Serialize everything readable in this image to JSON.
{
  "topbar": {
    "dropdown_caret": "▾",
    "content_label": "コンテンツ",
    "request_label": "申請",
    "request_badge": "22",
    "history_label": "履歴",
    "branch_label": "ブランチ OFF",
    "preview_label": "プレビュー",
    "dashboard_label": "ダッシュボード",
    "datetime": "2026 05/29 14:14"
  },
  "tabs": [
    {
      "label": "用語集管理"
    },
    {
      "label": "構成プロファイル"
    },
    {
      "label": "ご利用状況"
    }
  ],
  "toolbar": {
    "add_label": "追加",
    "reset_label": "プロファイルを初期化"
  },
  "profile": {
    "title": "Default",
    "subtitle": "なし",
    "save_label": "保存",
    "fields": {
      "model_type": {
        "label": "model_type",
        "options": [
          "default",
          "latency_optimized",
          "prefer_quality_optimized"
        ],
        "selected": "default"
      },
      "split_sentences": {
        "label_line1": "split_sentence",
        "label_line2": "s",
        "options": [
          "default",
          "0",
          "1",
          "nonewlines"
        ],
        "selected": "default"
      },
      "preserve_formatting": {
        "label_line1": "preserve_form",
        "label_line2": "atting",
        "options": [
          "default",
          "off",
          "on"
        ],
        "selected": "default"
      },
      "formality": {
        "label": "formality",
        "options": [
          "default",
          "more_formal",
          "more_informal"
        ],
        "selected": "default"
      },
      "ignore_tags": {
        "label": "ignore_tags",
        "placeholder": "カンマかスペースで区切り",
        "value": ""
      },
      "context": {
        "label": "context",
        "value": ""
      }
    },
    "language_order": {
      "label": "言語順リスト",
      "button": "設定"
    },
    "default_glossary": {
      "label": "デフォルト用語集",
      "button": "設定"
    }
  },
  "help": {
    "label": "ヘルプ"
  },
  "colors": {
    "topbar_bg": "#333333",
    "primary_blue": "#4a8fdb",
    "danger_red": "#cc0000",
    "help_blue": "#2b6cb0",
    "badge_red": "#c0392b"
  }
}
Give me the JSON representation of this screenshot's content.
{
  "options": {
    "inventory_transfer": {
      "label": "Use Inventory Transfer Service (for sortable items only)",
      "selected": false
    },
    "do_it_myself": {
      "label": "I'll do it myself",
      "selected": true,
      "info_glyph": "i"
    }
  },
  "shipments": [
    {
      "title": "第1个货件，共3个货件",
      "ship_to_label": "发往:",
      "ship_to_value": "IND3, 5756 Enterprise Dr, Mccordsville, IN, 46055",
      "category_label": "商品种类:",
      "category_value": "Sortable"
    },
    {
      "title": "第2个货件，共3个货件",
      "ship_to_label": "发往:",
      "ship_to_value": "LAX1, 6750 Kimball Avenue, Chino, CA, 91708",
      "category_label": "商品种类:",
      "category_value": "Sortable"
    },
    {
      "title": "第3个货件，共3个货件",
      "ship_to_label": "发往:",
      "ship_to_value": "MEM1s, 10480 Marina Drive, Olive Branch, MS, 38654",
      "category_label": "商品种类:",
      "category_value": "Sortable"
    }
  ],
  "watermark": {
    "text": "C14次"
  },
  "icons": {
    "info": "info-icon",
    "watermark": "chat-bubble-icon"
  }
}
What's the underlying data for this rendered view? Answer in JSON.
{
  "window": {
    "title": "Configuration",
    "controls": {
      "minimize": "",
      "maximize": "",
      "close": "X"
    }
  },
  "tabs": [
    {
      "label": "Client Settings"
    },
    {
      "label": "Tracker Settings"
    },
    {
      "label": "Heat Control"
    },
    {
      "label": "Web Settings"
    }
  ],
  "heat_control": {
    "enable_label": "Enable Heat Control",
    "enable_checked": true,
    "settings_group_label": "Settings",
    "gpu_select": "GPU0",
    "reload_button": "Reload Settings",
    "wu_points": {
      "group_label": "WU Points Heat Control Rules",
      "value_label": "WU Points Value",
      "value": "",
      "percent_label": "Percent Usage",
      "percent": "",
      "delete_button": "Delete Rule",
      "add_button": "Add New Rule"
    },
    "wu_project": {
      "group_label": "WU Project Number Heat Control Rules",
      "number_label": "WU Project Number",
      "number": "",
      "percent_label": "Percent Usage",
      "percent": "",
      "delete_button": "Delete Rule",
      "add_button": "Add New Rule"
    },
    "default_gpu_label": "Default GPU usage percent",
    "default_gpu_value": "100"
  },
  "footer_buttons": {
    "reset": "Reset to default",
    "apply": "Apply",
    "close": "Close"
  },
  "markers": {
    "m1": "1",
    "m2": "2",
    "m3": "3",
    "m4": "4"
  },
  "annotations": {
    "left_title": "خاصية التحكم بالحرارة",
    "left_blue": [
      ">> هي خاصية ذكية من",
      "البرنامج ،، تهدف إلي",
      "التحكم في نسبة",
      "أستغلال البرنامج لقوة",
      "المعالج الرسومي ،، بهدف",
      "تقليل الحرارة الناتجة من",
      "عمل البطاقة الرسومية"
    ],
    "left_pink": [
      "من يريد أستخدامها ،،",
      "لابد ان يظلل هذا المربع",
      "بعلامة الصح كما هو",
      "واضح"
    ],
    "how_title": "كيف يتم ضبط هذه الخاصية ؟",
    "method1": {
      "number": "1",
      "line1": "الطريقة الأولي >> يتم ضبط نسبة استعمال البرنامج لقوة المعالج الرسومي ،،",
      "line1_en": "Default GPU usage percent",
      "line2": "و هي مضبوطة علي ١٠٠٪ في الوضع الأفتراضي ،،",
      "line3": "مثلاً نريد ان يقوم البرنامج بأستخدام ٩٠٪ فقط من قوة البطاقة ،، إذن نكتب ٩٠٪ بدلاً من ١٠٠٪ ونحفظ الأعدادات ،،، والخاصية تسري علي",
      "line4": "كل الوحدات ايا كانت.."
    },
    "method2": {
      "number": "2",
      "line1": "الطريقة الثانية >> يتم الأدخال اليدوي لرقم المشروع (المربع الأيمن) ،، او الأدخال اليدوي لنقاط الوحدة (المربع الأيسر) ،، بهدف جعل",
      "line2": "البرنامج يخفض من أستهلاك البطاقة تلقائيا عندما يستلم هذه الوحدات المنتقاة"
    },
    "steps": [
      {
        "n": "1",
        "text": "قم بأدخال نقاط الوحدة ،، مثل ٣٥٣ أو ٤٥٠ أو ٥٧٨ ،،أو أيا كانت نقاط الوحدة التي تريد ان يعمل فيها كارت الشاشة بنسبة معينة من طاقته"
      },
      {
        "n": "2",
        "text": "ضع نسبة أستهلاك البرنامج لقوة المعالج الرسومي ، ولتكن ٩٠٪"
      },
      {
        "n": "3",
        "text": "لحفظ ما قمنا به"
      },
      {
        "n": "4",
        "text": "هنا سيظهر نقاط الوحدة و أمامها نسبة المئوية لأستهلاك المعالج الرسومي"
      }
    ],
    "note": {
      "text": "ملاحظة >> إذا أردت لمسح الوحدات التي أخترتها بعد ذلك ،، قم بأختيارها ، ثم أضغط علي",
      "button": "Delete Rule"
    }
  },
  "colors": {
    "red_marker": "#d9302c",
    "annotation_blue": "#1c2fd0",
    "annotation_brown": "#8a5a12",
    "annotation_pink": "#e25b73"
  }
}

◆ **REQUIRED TASK**:
Transcribe all of the material exactly. Omit nothing.

◆ **REPLY**:
Serialize everything readable in this image to JSON.
{
  "topbar": {
    "dropdown_caret": "▾",
    "content_label": "コンテンツ",
    "request_label": "申請",
    "request_badge": "22",
    "history_label": "履歴",
    "branch_label": "ブランチ OFF",
    "preview_label": "プレビュー",
    "dashboard_label": "ダッシュボード",
    "datetime": "2026 05/29 14:14"
  },
  "tabs": [
    {
      "label": "用語集管理"
    },
    {
      "label": "構成プロファイル"
    },
    {
      "label": "ご利用状況"
    }
  ],
  "toolbar": {
    "add_label": "追加",
    "reset_label": "プロファイルを初期化"
  },
  "profile": {
    "title": "Default",
    "subtitle": "なし",
    "save_label": "保存",
    "fields": {
      "model_type": {
        "label": "model_type",
        "options": [
          "default",
          "latency_optimized",
          "prefer_quality_optimized"
        ],
        "selected": "default"
      },
      "split_sentences": {
        "label_line1": "split_sentence",
        "label_line2": "s",
        "options": [
          "default",
          "0",
          "1",
          "nonewlines"
        ],
        "selected": "default"
      },
      "preserve_formatting": {
        "label_line1": "preserve_form",
        "label_line2": "atting",
        "options": [
          "default",
          "off",
          "on"
        ],
        "selected": "default"
      },
      "formality": {
        "label": "formality",
        "options": [
          "default",
          "more_formal",
          "more_informal"
        ],
        "selected": "default"
      },
      "ignore_tags": {
        "label": "ignore_tags",
        "placeholder": "カンマかスペースで区切り",
        "value": ""
      },
      "context": {
        "label": "context",
        "value": ""
      }
    },
    "language_order": {
      "label": "言語順リスト",
      "button": "設定"
    },
    "default_glossary": {
      "label": "デフォルト用語集",
      "button": "設定"
    }
  },
  "help": {
    "label": "ヘルプ"
  },
  "colors": {
    "topbar_bg": "#333333",
    "primary_blue": "#4a8fdb",
    "danger_red": "#cc0000",
    "help_blue": "#2b6cb0",
    "badge_red": "#c0392b"
  }
}
Give me the JSON representation of this screenshot's content.
{
  "options": {
    "inventory_transfer": {
      "label": "Use Inventory Transfer Service (for sortable items only)",
      "selected": false
    },
    "do_it_myself": {
      "label": "I'll do it myself",
      "selected": true,
      "info_glyph": "i"
    }
  },
  "shipments": [
    {
      "title": "第1个货件，共3个货件",
      "ship_to_label": "发往:",
      "ship_to_value": "IND3, 5756 Enterprise Dr, Mccordsville, IN, 46055",
      "category_label": "商品种类:",
      "category_value": "Sortable"
    },
    {
      "title": "第2个货件，共3个货件",
      "ship_to_label": "发往:",
      "ship_to_value": "LAX1, 6750 Kimball Avenue, Chino, CA, 91708",
      "category_label": "商品种类:",
      "category_value": "Sortable"
    },
    {
      "title": "第3个货件，共3个货件",
      "ship_to_label": "发往:",
      "ship_to_value": "MEM1s, 10480 Marina Drive, Olive Branch, MS, 38654",
      "category_label": "商品种类:",
      "category_value": "Sortable"
    }
  ],
  "watermark": {
    "text": "C14次"
  },
  "icons": {
    "info": "info-icon",
    "watermark": "chat-bubble-icon"
  }
}
What's the underlying data for this rendered view? Answer in JSON.
{
  "window": {
    "title": "Configuration",
    "controls": {
      "minimize": "",
      "maximize": "",
      "close": "X"
    }
  },
  "tabs": [
    {
      "label": "Client Settings"
    },
    {
      "label": "Tracker Settings"
    },
    {
      "label": "Heat Control"
    },
    {
      "label": "Web Settings"
    }
  ],
  "heat_control": {
    "enable_label": "Enable Heat Control",
    "enable_checked": true,
    "settings_group_label": "Settings",
    "gpu_select": "GPU0",
    "reload_button": "Reload Settings",
    "wu_points": {
      "group_label": "WU Points Heat Control Rules",
      "value_label": "WU Points Value",
      "value": "",
      "percent_label": "Percent Usage",
      "percent": "",
      "delete_button": "Delete Rule",
      "add_button": "Add New Rule"
    },
    "wu_project": {
      "group_label": "WU Project Number Heat Control Rules",
      "number_label": "WU Project Number",
      "number": "",
      "percent_label": "Percent Usage",
      "percent": "",
      "delete_button": "Delete Rule",
      "add_button": "Add New Rule"
    },
    "default_gpu_label": "Default GPU usage percent",
    "default_gpu_value": "100"
  },
  "footer_buttons": {
    "reset": "Reset to default",
    "apply": "Apply",
    "close": "Close"
  },
  "markers": {
    "m1": "1",
    "m2": "2",
    "m3": "3",
    "m4": "4"
  },
  "annotations": {
    "left_title": "خاصية التحكم بالحرارة",
    "left_blue": [
      ">> هي خاصية ذكية من",
      "البرنامج ،، تهدف إلي",
      "التحكم في نسبة",
      "أستغلال البرنامج لقوة",
      "المعالج الرسومي ،، بهدف",
      "تقليل الحرارة الناتجة من",
      "عمل البطاقة الرسومية"
    ],
    "left_pink": [
      "من يريد أستخدامها ،،",
      "لابد ان يظلل هذا المربع",
      "بعلامة الصح كما هو",
      "واضح"
    ],
    "how_title": "كيف يتم ضبط هذه الخاصية ؟",
    "method1": {
      "number": "1",
      "line1": "الطريقة الأولي >> يتم ضبط نسبة استعمال البرنامج لقوة المعالج الرسومي ،،",
      "line1_en": "Default GPU usage percent",
      "line2": "و هي مضبوطة علي ١٠٠٪ في الوضع الأفتراضي ،،",
      "line3": "مثلاً نريد ان يقوم البرنامج بأستخدام ٩٠٪ فقط من قوة البطاقة ،، إذن نكتب ٩٠٪ بدلاً من ١٠٠٪ ونحفظ الأعدادات ،،، والخاصية تسري علي",
      "line4": "كل الوحدات ايا كانت.."
    },
    "method2": {
      "number": "2",
      "line1": "الطريقة الثانية >> يتم الأدخال اليدوي لرقم المشروع (المربع الأيمن) ،، او الأدخال اليدوي لنقاط الوحدة (المربع الأيسر) ،، بهدف جعل",
      "line2": "البرنامج يخفض من أستهلاك البطاقة تلقائيا عندما يستلم هذه الوحدات المنتقاة"
    },
    "steps": [
      {
        "n": "1",
        "text": "قم بأدخال نقاط الوحدة ،، مثل ٣٥٣ أو ٤٥٠ أو ٥٧٨ ،،أو أيا كانت نقاط الوحدة التي تريد ان يعمل فيها كارت الشاشة بنسبة معينة من طاقته"
      },
      {
        "n": "2",
        "text": "ضع نسبة أستهلاك البرنامج لقوة المعالج الرسومي ، ولتكن ٩٠٪"
      },
      {
        "n": "3",
        "text": "لحفظ ما قمنا به"
      },
      {
        "n": "4",
        "text": "هنا سيظهر نقاط الوحدة و أمامها نسبة المئوية لأستهلاك المعالج الرسومي"
      }
    ],
    "note": {
      "text": "ملاحظة >> إذا أردت لمسح الوحدات التي أخترتها بعد ذلك ،، قم بأختيارها ، ثم أضغط علي",
      "button": "Delete Rule"
    }
  },
  "colors": {
    "red_marker": "#d9302c",
    "annotation_blue": "#1c2fd0",
    "annotation_brown": "#8a5a12",
    "annotation_pink": "#e25b73"
  }
}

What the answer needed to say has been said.